◆ Job A: Render the stretch of the listing from its first line through the line containing "The first magnetometer 132A is at (512, 355)." as a JSON list of strings, one string per line and blank lines omitted, and include nothing outside that stretch.

Greg Hood is a Buyer Specialist and Construction Coordinator with decades of residential construction experience...

Greg Hood is a Buyer Specialist and Construction Coordinator with decades of residential construction experience...

Jun 19 6 minutes read

The questions for buyers and sellers today are inventory and the lending markets.  Lending markets are at historic lows and at the same time the lending requirements are extremely tight, maybe never tighter.  Yet, if you ask lenders how business is, they will tell you they’ve never been busier - locally, with new home buyers...not condo or townhome buyers.

◆ Job B: Write the next part of the real estate piece on inventory and lending markets, picking up where it stops.

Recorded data
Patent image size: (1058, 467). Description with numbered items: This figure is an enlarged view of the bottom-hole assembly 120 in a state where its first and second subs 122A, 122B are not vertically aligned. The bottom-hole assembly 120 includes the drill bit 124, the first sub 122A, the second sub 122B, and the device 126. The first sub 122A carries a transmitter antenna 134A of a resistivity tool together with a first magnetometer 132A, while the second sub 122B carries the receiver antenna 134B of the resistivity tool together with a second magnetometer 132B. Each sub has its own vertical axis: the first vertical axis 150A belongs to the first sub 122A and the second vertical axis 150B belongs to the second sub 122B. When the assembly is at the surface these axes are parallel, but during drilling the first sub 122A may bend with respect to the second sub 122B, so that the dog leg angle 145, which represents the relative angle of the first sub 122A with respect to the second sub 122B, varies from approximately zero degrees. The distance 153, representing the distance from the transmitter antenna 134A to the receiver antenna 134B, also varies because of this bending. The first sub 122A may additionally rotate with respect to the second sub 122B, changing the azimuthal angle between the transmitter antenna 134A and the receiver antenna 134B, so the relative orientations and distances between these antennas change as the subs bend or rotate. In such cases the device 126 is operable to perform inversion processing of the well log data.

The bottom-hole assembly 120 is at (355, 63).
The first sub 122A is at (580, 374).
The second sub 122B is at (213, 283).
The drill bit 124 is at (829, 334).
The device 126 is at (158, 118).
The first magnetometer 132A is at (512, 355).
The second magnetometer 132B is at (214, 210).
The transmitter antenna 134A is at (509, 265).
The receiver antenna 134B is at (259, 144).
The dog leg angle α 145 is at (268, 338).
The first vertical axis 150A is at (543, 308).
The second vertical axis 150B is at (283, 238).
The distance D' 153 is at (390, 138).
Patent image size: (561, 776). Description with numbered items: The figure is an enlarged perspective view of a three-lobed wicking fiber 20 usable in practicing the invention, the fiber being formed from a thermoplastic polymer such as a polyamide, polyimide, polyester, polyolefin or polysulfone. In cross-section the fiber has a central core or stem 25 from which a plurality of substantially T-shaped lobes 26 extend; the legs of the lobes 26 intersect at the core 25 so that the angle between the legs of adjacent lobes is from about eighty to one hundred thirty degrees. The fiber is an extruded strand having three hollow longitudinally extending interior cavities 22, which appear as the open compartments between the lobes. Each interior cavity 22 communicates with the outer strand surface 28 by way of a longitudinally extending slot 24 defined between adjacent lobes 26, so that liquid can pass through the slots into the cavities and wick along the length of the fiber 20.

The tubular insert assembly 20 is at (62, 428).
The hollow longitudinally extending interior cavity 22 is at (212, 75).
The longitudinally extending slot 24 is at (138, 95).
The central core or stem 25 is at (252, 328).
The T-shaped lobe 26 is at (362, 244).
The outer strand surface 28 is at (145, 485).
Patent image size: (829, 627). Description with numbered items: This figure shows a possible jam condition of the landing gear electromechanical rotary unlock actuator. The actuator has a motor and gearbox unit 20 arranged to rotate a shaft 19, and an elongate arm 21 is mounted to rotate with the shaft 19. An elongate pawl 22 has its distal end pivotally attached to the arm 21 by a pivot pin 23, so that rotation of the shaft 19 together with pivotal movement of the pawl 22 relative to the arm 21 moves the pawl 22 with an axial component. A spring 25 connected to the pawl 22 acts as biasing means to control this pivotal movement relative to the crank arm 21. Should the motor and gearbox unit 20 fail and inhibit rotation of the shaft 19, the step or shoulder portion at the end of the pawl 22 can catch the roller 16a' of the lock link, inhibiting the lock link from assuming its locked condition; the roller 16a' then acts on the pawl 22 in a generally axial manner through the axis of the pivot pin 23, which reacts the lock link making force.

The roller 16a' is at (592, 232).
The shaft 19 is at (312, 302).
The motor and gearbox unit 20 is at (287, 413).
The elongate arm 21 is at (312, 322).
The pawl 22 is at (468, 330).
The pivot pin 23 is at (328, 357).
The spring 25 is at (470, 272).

◆ Exercise result A:
[
  "Patent image size: (1058, 467). Description with numbered items: This figure is an enlarged view of the bottom-hole assembly 120 in a state where its first and second subs 122A, 122B are not vertically aligned. The bottom-hole assembly 120 includes the drill bit 124, the first sub 122A, the second sub 122B, and the device 126. The first sub 122A carries a transmitter antenna 134A of a resistivity tool together with a first magnetometer 132A, while the second sub 122B carries the receiver antenna 134B of the resistivity tool together with a second magnetometer 132B. Each sub has its own vertical axis: the first vertical axis 150A belongs to the first sub 122A and the second vertical axis 150B belongs to the second sub 122B. When the assembly is at the surface these axes are parallel, but during drilling the first sub 122A may bend with respect to the second sub 122B, so that the dog leg angle 145, which represents the relative angle of the first sub 122A with respect to the second sub 122B, varies from approximately zero degrees. The distance 153, representing the distance from the transmitter antenna 134A to the receiver antenna 134B, also varies because of this bending. The first sub 122A may additionally rotate with respect to the second sub 122B, changing the azimuthal angle between the transmitter antenna 134A and the receiver antenna 134B, so the relative orientations and distances between these antennas change as the subs bend or rotate. In such cases the device 126 is operable to perform inversion processing of the well log data.",
  "The bottom-hole assembly 120 is at (355, 63).",
  "The first sub 122A is at (580, 374).",
  "The second sub 122B is at (213, 283).",
  "The drill bit 124 is at (829, 334).",
  "The device 126 is at (158, 118).",
  "The first magnetometer 132A is at (512, 355)."
]

◆ Exercise result B:
The FED’s bank rate of funds ( Effective Federal Funds Rate) is at 0.05%, and the spread between the FED’s rate and FHLMC (Freddie Mac) loan rates are moving above their adjusted average.  It is noteworthy that between June of 2009, the end of the Great Recession to June of 2016, the period of quantitative easing, the FED rate was never below 0.09%.  As of yesterday, 6/18/2020, Freddie Mac’s rate on a 30-year loan is 3.13% with 0.8 points, it’s historic low.  But, you will need a FICA score of 800 or more to get this rate.  Getting qualified is very hard, and to this add, many sellers and their agents are requiring loan qualification letters before showing properties, not just pre-qualification letters.  

With FED Chairman Powell’s commitment to keeping the Fed rates low for the foreseeable future, we expect that interest rates will remain in this range and lending tight.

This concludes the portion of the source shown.